# start of MATERIAL FOR THIS TASK

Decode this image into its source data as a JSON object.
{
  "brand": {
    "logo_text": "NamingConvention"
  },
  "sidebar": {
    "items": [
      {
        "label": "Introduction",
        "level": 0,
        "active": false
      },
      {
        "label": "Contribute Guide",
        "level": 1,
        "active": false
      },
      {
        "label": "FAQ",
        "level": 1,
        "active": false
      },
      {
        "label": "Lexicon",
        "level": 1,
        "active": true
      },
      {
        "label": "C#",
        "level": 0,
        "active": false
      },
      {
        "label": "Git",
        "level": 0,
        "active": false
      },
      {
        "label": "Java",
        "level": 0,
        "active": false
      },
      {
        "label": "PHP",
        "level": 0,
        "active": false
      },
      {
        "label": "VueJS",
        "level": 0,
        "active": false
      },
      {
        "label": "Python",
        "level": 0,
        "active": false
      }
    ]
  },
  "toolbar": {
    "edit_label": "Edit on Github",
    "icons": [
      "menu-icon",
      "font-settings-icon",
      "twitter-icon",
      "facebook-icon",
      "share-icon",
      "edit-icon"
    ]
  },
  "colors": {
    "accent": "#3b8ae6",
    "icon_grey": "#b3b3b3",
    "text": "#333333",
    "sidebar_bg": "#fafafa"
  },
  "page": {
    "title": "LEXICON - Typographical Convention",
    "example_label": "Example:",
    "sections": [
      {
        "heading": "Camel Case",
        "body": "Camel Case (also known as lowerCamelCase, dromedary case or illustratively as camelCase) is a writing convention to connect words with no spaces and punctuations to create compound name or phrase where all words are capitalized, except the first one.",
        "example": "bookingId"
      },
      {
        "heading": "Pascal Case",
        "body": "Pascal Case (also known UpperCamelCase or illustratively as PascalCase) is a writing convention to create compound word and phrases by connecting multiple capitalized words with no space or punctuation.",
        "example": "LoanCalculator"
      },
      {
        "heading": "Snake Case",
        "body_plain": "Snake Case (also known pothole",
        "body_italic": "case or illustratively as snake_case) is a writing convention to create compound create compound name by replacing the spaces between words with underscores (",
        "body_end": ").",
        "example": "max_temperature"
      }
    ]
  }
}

# end of MATERIAL FOR THIS TASK

_TASK REQUIREMENTS_
Reproduce the data in full, exactly as presented.

_RESULT_
Decode this image into its source data as a JSON object.
{
  "brand": {
    "logo_text": "NamingConvention"
  },
  "sidebar": {
    "items": [
      {
        "label": "Introduction",
        "level": 0,
        "active": false
      },
      {
        "label": "Contribute Guide",
        "level": 1,
        "active": false
      },
      {
        "label": "FAQ",
        "level": 1,
        "active": false
      },
      {
        "label": "Lexicon",
        "level": 1,
        "active": true
      },
      {
        "label": "C#",
        "level": 0,
        "active": false
      },
      {
        "label": "Git",
        "level": 0,
        "active": false
      },
      {
        "label": "Java",
        "level": 0,
        "active": false
      },
      {
        "label": "PHP",
        "level": 0,
        "active": false
      },
      {
        "label": "VueJS",
        "level": 0,
        "active": false
      },
      {
        "label": "Python",
        "level": 0,
        "active": false
      }
    ]
  },
  "toolbar": {
    "edit_label": "Edit on Github",
    "icons": [
      "menu-icon",
      "font-settings-icon",
      "twitter-icon",
      "facebook-icon",
      "share-icon",
      "edit-icon"
    ]
  },
  "colors": {
    "accent": "#3b8ae6",
    "icon_grey": "#b3b3b3",
    "text": "#333333",
    "sidebar_bg": "#fafafa"
  },
  "page": {
    "title": "LEXICON - Typographical Convention",
    "example_label": "Example:",
    "sections": [
      {
        "heading": "Camel Case",
        "body": "Camel Case (also known as lowerCamelCase, dromedary case or illustratively as camelCase) is a writing convention to connect words with no spaces and punctuations to create compound name or phrase where all words are capitalized, except the first one.",
        "example": "bookingId"
      },
      {
        "heading": "Pascal Case",
        "body": "Pascal Case (also known UpperCamelCase or illustratively as PascalCase) is a writing convention to create compound word and phrases by connecting multiple capitalized words with no space or punctuation.",
        "example": "LoanCalculator"
      },
      {
        "heading": "Snake Case",
        "body_plain": "Snake Case (also known pothole",
        "body_italic": "case or illustratively as snake_case) is a writing convention to create compound create compound name by replacing the spaces between words with underscores (",
        "body_end": ").",
        "example": "max_temperature"
      }
    ]
  }
}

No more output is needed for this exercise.